• _Records for this task_:
^^^^

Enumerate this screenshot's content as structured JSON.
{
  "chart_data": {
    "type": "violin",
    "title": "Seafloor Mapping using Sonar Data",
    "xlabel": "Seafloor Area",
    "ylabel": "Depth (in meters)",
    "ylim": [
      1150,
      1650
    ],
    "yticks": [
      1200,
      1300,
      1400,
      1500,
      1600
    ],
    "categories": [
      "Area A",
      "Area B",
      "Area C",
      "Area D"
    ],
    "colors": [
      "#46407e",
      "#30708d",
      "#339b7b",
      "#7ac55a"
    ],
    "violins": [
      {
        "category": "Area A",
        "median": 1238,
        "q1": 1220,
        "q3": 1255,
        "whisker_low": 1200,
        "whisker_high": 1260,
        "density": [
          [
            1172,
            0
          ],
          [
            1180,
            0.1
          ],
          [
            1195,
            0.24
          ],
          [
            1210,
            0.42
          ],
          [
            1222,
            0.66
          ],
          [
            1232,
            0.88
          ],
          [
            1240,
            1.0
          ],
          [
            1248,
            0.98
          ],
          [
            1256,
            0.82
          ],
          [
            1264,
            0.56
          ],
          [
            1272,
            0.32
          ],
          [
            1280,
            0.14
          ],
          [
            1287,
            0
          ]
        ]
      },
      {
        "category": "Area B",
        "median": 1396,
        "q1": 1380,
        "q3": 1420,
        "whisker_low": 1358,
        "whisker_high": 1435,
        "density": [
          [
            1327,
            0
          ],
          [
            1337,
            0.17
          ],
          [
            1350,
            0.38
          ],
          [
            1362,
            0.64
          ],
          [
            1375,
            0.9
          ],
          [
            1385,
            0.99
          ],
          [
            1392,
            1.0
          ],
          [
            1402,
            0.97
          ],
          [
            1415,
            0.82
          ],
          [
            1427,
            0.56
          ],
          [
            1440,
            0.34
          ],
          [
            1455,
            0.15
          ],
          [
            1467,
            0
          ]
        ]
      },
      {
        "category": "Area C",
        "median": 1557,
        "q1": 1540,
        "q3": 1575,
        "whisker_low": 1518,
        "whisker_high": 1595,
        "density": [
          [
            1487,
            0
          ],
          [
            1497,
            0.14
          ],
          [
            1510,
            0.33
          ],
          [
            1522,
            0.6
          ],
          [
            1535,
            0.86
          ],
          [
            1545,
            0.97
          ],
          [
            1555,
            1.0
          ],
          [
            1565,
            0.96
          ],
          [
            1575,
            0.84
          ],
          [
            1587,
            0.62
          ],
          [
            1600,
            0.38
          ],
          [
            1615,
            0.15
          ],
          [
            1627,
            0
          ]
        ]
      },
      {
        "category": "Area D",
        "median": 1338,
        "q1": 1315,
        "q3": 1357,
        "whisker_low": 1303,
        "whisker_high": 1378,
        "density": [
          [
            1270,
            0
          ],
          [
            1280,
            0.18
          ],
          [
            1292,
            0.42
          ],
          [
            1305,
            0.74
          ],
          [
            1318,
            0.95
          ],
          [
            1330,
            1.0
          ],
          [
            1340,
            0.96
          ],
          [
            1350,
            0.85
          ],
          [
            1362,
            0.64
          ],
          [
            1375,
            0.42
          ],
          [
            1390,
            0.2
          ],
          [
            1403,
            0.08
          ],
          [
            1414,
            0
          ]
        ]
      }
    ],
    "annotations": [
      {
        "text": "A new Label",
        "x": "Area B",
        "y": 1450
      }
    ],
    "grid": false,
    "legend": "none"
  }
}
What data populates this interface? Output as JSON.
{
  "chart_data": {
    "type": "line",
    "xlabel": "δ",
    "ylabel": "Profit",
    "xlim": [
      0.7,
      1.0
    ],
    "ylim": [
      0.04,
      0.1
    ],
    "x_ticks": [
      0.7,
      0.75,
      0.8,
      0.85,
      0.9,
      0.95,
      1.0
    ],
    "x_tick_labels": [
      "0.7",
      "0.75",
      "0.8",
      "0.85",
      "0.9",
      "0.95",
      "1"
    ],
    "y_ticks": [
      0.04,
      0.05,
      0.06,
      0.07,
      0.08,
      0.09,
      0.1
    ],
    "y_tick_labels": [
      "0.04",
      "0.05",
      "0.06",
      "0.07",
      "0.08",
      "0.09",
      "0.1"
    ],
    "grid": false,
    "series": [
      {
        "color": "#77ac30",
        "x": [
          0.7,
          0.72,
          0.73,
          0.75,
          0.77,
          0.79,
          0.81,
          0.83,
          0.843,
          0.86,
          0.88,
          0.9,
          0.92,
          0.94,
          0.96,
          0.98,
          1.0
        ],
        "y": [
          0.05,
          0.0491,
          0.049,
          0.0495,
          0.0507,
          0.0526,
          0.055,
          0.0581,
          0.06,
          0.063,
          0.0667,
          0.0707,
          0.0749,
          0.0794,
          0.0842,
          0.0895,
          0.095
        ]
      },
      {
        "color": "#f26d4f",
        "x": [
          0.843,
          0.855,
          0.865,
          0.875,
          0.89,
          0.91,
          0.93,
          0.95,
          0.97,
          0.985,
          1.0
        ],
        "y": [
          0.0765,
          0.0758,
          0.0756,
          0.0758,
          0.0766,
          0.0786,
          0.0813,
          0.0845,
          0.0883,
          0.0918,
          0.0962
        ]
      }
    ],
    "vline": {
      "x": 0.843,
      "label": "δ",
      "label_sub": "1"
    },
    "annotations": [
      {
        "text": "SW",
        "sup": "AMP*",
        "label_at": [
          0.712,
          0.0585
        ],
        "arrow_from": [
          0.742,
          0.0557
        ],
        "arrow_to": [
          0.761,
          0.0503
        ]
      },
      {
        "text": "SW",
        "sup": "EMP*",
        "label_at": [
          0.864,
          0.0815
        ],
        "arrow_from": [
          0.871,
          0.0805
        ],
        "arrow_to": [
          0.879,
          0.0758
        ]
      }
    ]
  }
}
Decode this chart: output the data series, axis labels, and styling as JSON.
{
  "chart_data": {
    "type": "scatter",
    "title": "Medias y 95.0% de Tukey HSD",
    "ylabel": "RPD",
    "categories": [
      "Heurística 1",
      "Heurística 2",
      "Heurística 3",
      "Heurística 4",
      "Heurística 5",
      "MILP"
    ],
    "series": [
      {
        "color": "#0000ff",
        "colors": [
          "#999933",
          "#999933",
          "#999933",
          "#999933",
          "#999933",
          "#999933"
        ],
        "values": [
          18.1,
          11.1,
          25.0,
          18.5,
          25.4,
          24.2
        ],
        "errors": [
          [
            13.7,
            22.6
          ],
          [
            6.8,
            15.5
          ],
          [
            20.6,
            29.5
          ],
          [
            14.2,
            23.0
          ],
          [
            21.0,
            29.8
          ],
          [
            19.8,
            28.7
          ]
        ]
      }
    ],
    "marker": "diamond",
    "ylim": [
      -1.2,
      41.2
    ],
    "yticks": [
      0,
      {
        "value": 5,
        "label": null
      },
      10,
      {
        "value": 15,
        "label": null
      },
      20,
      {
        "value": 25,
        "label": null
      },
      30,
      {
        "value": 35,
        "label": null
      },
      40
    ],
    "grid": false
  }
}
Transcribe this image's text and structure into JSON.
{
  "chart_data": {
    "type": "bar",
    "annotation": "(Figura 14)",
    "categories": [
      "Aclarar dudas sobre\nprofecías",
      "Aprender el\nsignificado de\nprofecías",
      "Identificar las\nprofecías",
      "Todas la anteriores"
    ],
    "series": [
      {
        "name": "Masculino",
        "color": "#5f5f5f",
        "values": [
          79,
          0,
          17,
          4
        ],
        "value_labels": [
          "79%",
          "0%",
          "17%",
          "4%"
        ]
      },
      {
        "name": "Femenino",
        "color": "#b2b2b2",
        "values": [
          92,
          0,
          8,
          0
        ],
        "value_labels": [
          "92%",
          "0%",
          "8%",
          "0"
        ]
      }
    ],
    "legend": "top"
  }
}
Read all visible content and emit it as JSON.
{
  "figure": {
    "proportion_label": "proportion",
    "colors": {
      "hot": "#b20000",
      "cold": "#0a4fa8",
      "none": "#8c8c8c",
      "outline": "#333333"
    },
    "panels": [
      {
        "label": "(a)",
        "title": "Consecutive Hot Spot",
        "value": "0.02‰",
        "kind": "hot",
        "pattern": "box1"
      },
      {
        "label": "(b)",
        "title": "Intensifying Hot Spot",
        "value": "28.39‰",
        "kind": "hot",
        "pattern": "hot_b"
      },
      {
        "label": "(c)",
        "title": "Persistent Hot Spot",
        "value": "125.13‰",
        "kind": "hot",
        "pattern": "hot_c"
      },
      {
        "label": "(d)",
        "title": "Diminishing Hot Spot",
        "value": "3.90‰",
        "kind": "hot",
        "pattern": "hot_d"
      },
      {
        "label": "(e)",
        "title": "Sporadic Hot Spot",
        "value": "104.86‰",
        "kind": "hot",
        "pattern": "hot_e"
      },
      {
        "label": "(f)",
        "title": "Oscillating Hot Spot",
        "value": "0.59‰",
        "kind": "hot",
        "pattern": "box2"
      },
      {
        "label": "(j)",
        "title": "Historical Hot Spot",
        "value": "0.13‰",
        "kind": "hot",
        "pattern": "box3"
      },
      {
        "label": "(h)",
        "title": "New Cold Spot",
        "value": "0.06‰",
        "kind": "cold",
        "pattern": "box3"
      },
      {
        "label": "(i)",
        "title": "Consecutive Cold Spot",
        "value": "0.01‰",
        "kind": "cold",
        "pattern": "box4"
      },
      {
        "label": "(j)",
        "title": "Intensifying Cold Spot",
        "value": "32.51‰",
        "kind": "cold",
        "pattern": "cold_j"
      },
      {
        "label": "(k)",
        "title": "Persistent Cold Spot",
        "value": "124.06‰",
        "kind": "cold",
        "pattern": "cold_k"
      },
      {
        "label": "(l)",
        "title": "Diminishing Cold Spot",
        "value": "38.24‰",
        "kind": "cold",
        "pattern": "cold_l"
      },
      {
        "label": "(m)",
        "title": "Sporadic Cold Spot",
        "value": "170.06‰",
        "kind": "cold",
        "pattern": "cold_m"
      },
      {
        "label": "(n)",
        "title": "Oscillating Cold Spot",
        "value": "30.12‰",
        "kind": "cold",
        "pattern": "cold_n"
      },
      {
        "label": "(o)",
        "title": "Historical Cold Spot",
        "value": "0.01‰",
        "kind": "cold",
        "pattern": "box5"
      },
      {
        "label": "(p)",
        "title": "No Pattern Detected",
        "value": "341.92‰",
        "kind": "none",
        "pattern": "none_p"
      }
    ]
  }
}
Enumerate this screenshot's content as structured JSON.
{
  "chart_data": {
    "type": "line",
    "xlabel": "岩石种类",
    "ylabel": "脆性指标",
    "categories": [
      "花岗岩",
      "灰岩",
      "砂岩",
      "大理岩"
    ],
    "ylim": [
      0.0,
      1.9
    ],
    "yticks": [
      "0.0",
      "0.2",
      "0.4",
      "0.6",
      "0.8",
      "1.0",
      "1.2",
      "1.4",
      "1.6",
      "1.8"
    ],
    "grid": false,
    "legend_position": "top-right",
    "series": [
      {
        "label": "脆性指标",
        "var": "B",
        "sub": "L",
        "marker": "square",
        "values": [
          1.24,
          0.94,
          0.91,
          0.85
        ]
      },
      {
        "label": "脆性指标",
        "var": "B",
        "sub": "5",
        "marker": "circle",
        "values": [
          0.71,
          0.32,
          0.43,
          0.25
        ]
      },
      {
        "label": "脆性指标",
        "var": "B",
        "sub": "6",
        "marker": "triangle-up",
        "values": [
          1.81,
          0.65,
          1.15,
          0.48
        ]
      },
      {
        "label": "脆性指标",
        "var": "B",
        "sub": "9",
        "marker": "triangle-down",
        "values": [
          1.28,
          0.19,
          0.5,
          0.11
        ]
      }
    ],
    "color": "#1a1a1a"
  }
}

^^^^

• _Given request_:
Show every line from the listing above in which the string "Consecutive" appears.

• _Output of the task_:
        "title": "Consecutive Hot Spot",
        "title": "Consecutive Cold Spot",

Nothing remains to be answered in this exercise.